◆ **Short problem**
Go through each line of the records below and count those with the word "this"; give only the total.

◆ **Data for processing**
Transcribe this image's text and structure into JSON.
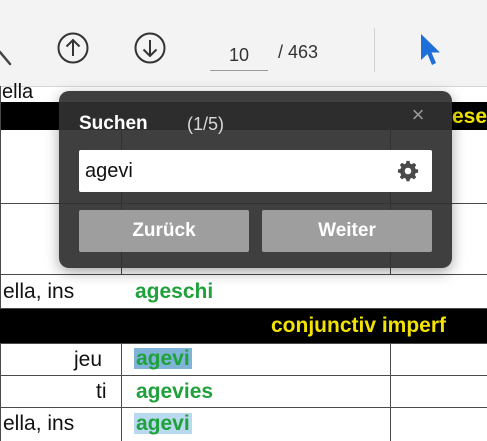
{
  "toolbar": {
    "page_current": "10",
    "page_total": "/ 463",
    "icons": {
      "prev": "arrow-up-circle-icon",
      "next": "arrow-down-circle-icon",
      "select": "cursor-arrow-icon"
    },
    "accent_color": "#1e6fd9"
  },
  "search": {
    "title": "Suchen",
    "count": "(1/5)",
    "close_glyph": "×",
    "query": "agevi",
    "back_label": "Zurück",
    "next_label": "Weiter",
    "settings_icon": "gear-icon"
  },
  "document": {
    "top_fragment": "ella",
    "heading_fragment": "ese",
    "heading2": "conjunctiv imperf",
    "rows": [
      {
        "pronoun": "ella, ins",
        "verb": "ageschi"
      },
      {
        "pronoun": "jeu",
        "verb": "agevi"
      },
      {
        "pronoun": "ti",
        "verb": "agevies"
      },
      {
        "pronoun": "ella, ins",
        "verb": "agevi"
      }
    ],
    "colors": {
      "verb": "#1fa13b",
      "heading_text": "#f2e300",
      "heading_bg": "#000000",
      "match_highlight": "#b9d9ef",
      "active_match": "#7fb4d8"
    }
  }
}
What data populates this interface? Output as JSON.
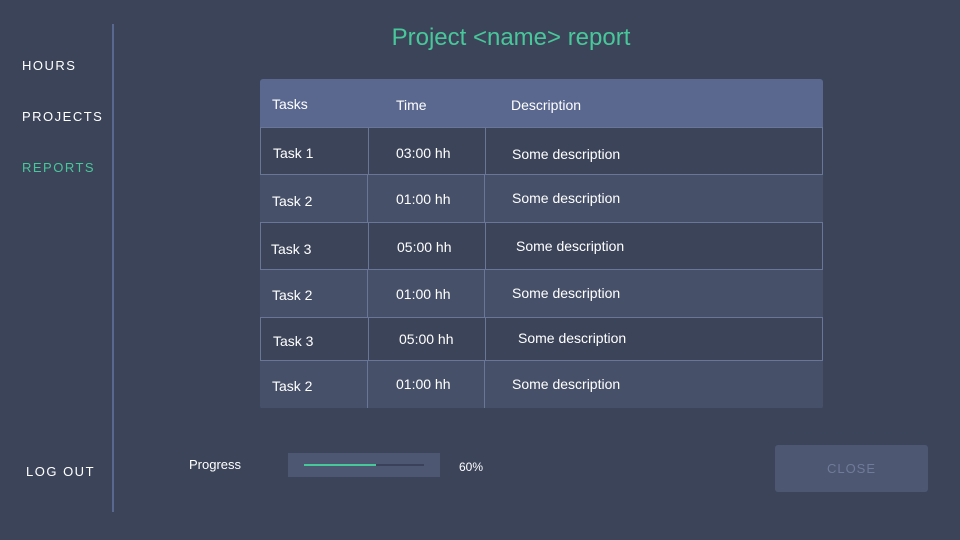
{
  "sidebar": {
    "items": [
      {
        "label": "HOURS"
      },
      {
        "label": "PROJECTS"
      },
      {
        "label": "REPORTS"
      }
    ],
    "logout_label": "LOG OUT"
  },
  "page": {
    "title": "Project <name> report"
  },
  "table": {
    "headers": [
      "Tasks",
      "Time",
      "Description"
    ],
    "rows": [
      {
        "task": "Task 1",
        "time": "03:00 hh",
        "description": "Some description"
      },
      {
        "task": "Task 2",
        "time": "01:00 hh",
        "description": "Some description"
      },
      {
        "task": "Task 3",
        "time": "05:00 hh",
        "description": "Some description"
      },
      {
        "task": "Task 2",
        "time": "01:00 hh",
        "description": "Some description"
      },
      {
        "task": "Task 3",
        "time": "05:00 hh",
        "description": "Some description"
      },
      {
        "task": "Task 2",
        "time": "01:00 hh",
        "description": "Some description"
      }
    ]
  },
  "progress": {
    "label": "Progress",
    "value": 0.6,
    "value_text": "60%"
  },
  "actions": {
    "close_label": "CLOSE"
  },
  "colors": {
    "background": "#3c4459",
    "accent": "#48c79a",
    "header": "#5a6890",
    "row_alt": "#465068"
  }
}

◆ **Finished answer**
2